WRITTEN PROBLEM: Copy all lines that contain the word "been".

──────── PROVIDED DATA ────────

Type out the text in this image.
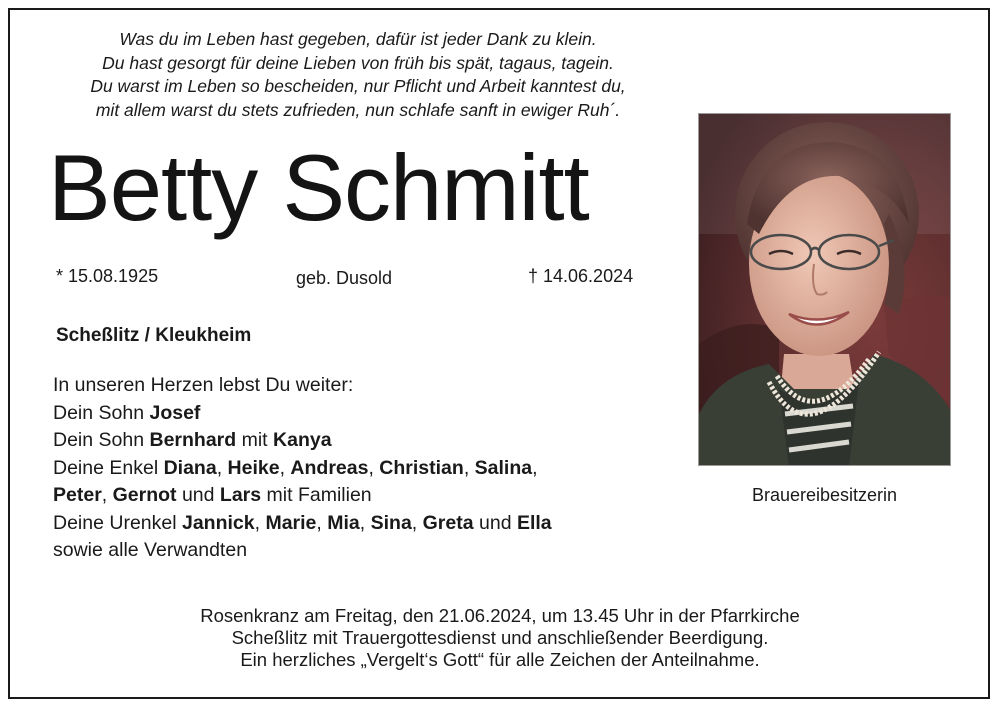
Was du im Leben hast gegeben, dafür ist jeder Dank zu klein.
Du hast gesorgt für deine Lieben von früh bis spät, tagaus, tagein.
Du warst im Leben so bescheiden, nur Pflicht und Arbeit kanntest du,
mit allem warst du stets zufrieden, nun schlafe sanft in ewiger Ruh´.
Betty Schmitt
* 15.08.1925	geb. Dusold	† 14.06.2024
Scheßlitz / Kleukheim
In unseren Herzen lebst Du weiter:
Dein Sohn Josef
Dein Sohn Bernhard mit Kanya
Deine Enkel Diana, Heike, Andreas, Christian, Salina,
Peter, Gernot und Lars mit Familien
Deine Urenkel Jannick, Marie, Mia, Sina, Greta und Ella
sowie alle Verwandten
Brauereibesitzerin
Rosenkranz am Freitag, den 21.06.2024, um 13.45 Uhr in der Pfarrkirche
Scheßlitz mit Trauergottesdienst und anschließender Beerdigung.
Ein herzliches „Vergelt‘s Gott“ für alle Zeichen der Anteilnahme.
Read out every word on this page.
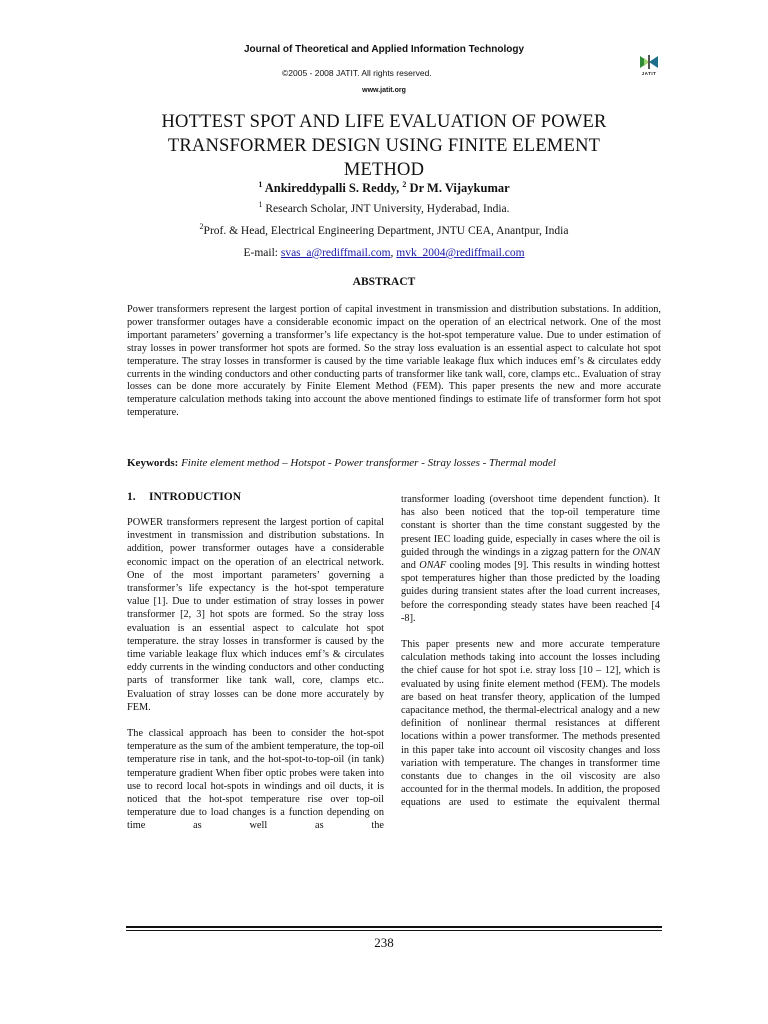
Journal of Theoretical and Applied Information Technology
©2005 - 2008 JATIT. All rights reserved.
www.jatit.org
JATIT
HOTTEST SPOT AND LIFE EVALUATION OF POWER TRANSFORMER DESIGN USING FINITE ELEMENT METHOD
$^1$ Ankireddypalli S. Reddy, $^2$ Dr M. Vijaykumar
$^1$ Research Scholar, JNT University, Hyderabad, India.
$^2$Prof. & Head, Electrical Engineering Department, JNTU CEA, Anantpur, India
E-mail: svas_a@rediffmail.com, mvk_2004@rediffmail.com
ABSTRACT
Power transformers represent the largest portion of capital investment in transmission and distribution substations. In addition, power transformer outages have a considerable economic impact on the operation of an electrical network. One of the most important parameters’ governing a transformer’s life expectancy is the hot-spot temperature value. Due to under estimation of stray losses in power transformer hot spots are formed. So the stray loss evaluation is an essential aspect to calculate hot spot temperature. The stray losses in transformer is caused by the time variable leakage flux which induces emf’s & circulates eddy currents in the winding conductors and other conducting parts of transformer like tank wall, core, clamps etc.. Evaluation of stray losses can be done more accurately by Finite Element Method (FEM). This paper presents the new and more accurate temperature calculation methods taking into account the above mentioned findings to estimate life of transformer form hot spot temperature.
Keywords: Finite element method – Hotspot - Power transformer - Stray losses - Thermal model
1. INTRODUCTION

POWER transformers represent the largest portion of capital investment in transmission and distribution substations. In addition, power transformer outages have a considerable economic impact on the operation of an electrical network. One of the most important parameters’ governing a transformer’s life expectancy is the hot-spot temperature value [1]. Due to under estimation of stray losses in power transformer [2, 3] hot spots are formed. So the stray loss evaluation is an essential aspect to calculate hot spot temperature. the stray losses in transformer is caused by the time variable leakage flux which induces emf’s & circulates eddy currents in the winding conductors and other conducting parts of transformer like tank wall, core, clamps etc.. Evaluation of stray losses can be done more accurately by FEM.

The classical approach has been to consider the hot-spot temperature as the sum of the ambient temperature, the top-oil temperature rise in tank, and the hot-spot-to-top-oil (in tank) temperature gradient When fiber optic probes were taken into use to record local hot-spots in windings and oil ducts, it is noticed that the hot-spot temperature rise over top-oil temperature due to load changes is a function depending on time as well as the

transformer loading (overshoot time dependent function). It has also been noticed that the top-oil temperature time constant is shorter than the time constant suggested by the present IEC loading guide, especially in cases where the oil is guided through the windings in a zigzag pattern for the ONAN and ONAF cooling modes [9]. This results in winding hottest spot temperatures higher than those predicted by the loading guides during transient states after the load current increases, before the corresponding steady states have been reached [4 -8].

This paper presents new and more accurate temperature calculation methods taking into account the losses including the chief cause for hot spot i.e. stray loss [10 – 12], which is evaluated by using finite element method (FEM). The models are based on heat transfer theory, application of the lumped capacitance method, the thermal-electrical analogy and a new definition of nonlinear thermal resistances at different locations within a power transformer. The methods presented in this paper take into account oil viscosity changes and loss variation with temperature. The changes in transformer time constants due to changes in the oil viscosity are also accounted for in the thermal models. In addition, the proposed equations are used to estimate the equivalent thermal

238
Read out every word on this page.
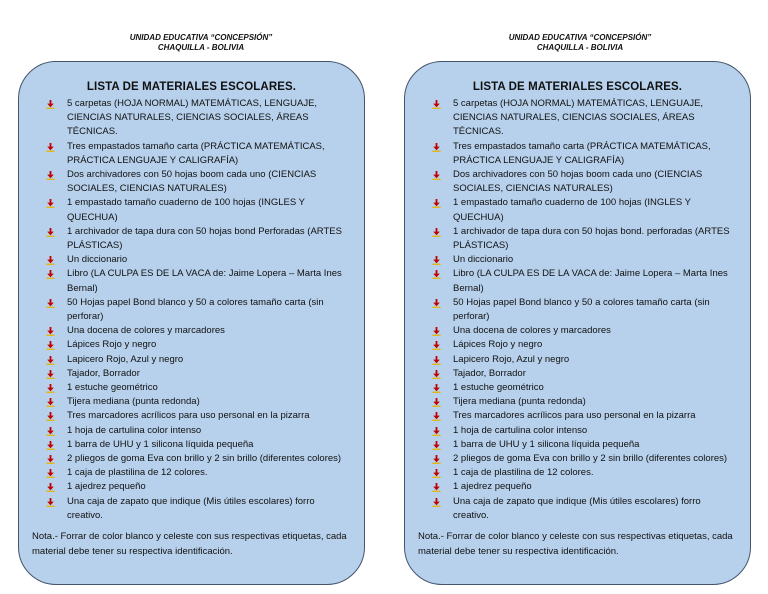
UNIDAD EDUCATIVA “CONCEPSIÓN”
CHAQUILLA - BOLIVIA
LISTA DE MATERIALES ESCOLARES.
5 carpetas (HOJA NORMAL) MATEMÁTICAS, LENGUAJE, CIENCIAS NATURALES, CIENCIAS SOCIALES, ÁREAS TÉCNICAS.
Tres empastados tamaño carta (PRÁCTICA MATEMÁTICAS, PRÁCTICA LENGUAJE Y CALIGRAFÍA)
Dos archivadores con 50 hojas boom cada uno (CIENCIAS SOCIALES, CIENCIAS NATURALES)
1 empastado tamaño cuaderno de 100 hojas (INGLES Y QUECHUA)
1 archivador de tapa dura con 50 hojas bond Perforadas (ARTES PLÁSTICAS)
Un diccionario
Libro (LA CULPA ES DE LA VACA de: Jaime Lopera – Marta Ines Bernal)
50 Hojas papel Bond blanco y 50 a colores tamaño carta (sin perforar)
Una docena de colores y marcadores
Lápices Rojo y negro
Lapicero Rojo, Azul y negro
Tajador, Borrador
1 estuche geométrico
Tijera mediana (punta redonda)
Tres marcadores acrílicos para uso personal en la pizarra
1 hoja de cartulina color intenso
1 barra de UHU y 1 silicona líquida pequeña
2 pliegos de goma Eva con brillo y 2 sin brillo (diferentes colores)
1 caja de plastilina de 12 colores.
1 ajedrez pequeño
Una caja de zapato que indique (Mis útiles escolares) forro creativo.
Nota.- Forrar de color blanco y celeste con sus respectivas etiquetas, cada material debe tener su respectiva identificación.
UNIDAD EDUCATIVA “CONCEPSIÓN”
CHAQUILLA - BOLIVIA
LISTA DE MATERIALES ESCOLARES.
5 carpetas (HOJA NORMAL) MATEMÁTICAS, LENGUAJE, CIENCIAS NATURALES, CIENCIAS SOCIALES, ÁREAS TÉCNICAS.
Tres empastados tamaño carta (PRÁCTICA MATEMÁTICAS, PRÁCTICA LENGUAJE Y CALIGRAFÍA)
Dos archivadores con 50 hojas boom cada uno (CIENCIAS SOCIALES, CIENCIAS NATURALES)
1 empastado tamaño cuaderno de 100 hojas (INGLES Y QUECHUA)
1 archivador de tapa dura con 50 hojas bond. perforadas (ARTES PLÁSTICAS)
Un diccionario
Libro (LA CULPA ES DE LA VACA de: Jaime Lopera – Marta Ines Bernal)
50 Hojas papel Bond blanco y 50 a colores tamaño carta (sin perforar)
Una docena de colores y marcadores
Lápices Rojo y negro
Lapicero Rojo, Azul y negro
Tajador, Borrador
1 estuche geométrico
Tijera mediana (punta redonda)
Tres marcadores acrílicos para uso personal en la pizarra
1 hoja de cartulina color intenso
1 barra de UHU y 1 silicona líquida pequeña
2 pliegos de goma Eva con brillo y 2 sin brillo (diferentes colores)
1 caja de plastilina de 12 colores.
1 ajedrez pequeño
Una caja de zapato que indique (Mis útiles escolares) forro creativo.
Nota.- Forrar de color blanco y celeste con sus respectivas etiquetas, cada material debe tener su respectiva identificación.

────────

RESPONSE:
The classical approach has been to consider the hot-spot temperature as the sum of the ambient temperature, the top-oil temperature rise in tank, and the hot-spot-to-top-oil (in tank) temperature gradient When fiber optic probes were taken into use to record local hot-spots in windings and oil ducts, it is noticed that the hot-spot temperature rise over top-oil temperature due to load changes is a function depending on time as well as the
transformer loading (overshoot time dependent function). It has also been noticed that the top-oil temperature time constant is shorter than the time constant suggested by the present IEC loading guide, especially in cases where the oil is guided through the windings in a zigzag pattern for the ONAN and ONAF cooling modes [9]. This results in winding hottest spot temperatures higher than those predicted by the loading guides during transient states after the load current increases, before the corresponding steady states have been reached [4 -8].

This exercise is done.